===== Source data =====

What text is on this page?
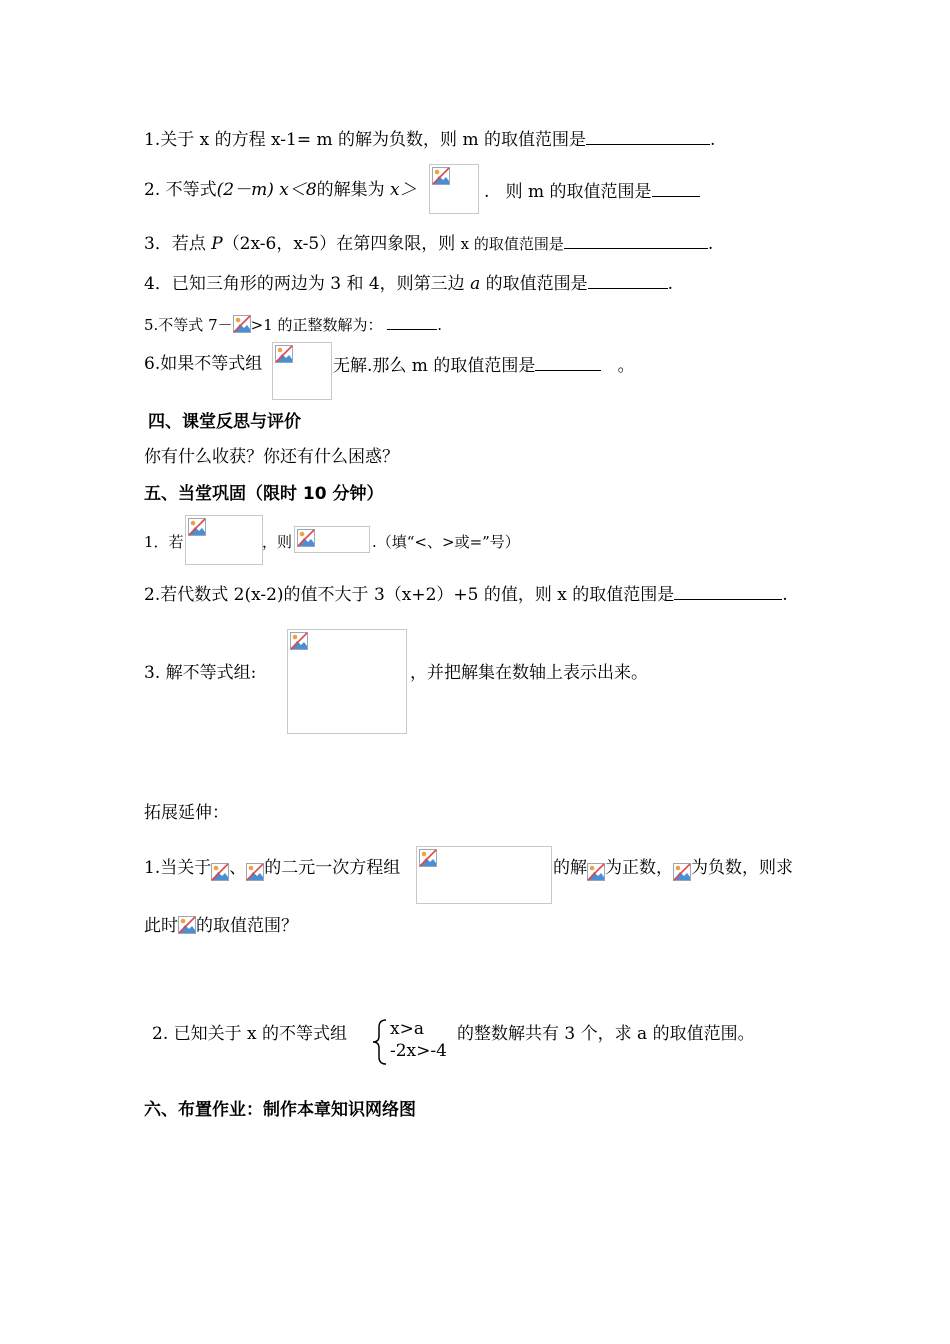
1.关于 x 的方程 x-1= m 的解为负数，则 m 的取值范围是	.
2. 不等式(2－m) x＜8的解集为 x＞	. 则 m 的取值范围是
3．若点 P（2x-6，x-5）在第四象限，则 x 的取值范围是	.
4．已知三角形的两边为 3 和 4，则第三边 a 的取值范围是	.
5.不等式 7－ >1 的正整数解为：	.
6.如果不等式组	无解.那么 m 的取值范围是	。
四、课堂反思与评价
你有什么收获？你还有什么困惑？
五、当堂巩固（限时 10 分钟）
1．若	，则	.（填“<、>或=”号）
2.若代数式 2(x-2)的值不大于 3（x+2）+5 的值，则 x 的取值范围是	.
3. 解不等式组:	，并把解集在数轴上表示出来。
拓展延伸：
1.当关于 、 的二元一次方程组	的解 为正数， 为负数，则求
此时 的取值范围？
2. 已知关于 x 的不等式组	x>a
-2x>-4
的整数解共有 3 个，求 a 的取值范围。
六、布置作业：制作本章知识网络图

=====

> **Do this**
Leave out the pictures and return every record word for word.

> **The response**
What text is on this page?
1.关于 x 的方程 x-1= m 的解为负数，则 m 的取值范围是	.
2. 不等式(2－m) x＜8的解集为 x＞	. 则 m 的取值范围是
3．若点 P（2x-6，x-5）在第四象限，则 x 的取值范围是	.
4．已知三角形的两边为 3 和 4，则第三边 a 的取值范围是	.
5.不等式 7－ >1 的正整数解为：	.
6.如果不等式组	无解.那么 m 的取值范围是	。
四、课堂反思与评价
你有什么收获？你还有什么困惑？
五、当堂巩固（限时 10 分钟）
1．若	，则	.（填“<、>或=”号）
2.若代数式 2(x-2)的值不大于 3（x+2）+5 的值，则 x 的取值范围是	.
3. 解不等式组:	，并把解集在数轴上表示出来。
拓展延伸：
1.当关于 、 的二元一次方程组	的解 为正数， 为负数，则求
此时 的取值范围？
2. 已知关于 x 的不等式组	x>a
-2x>-4
的整数解共有 3 个，求 a 的取值范围。
六、布置作业：制作本章知识网络图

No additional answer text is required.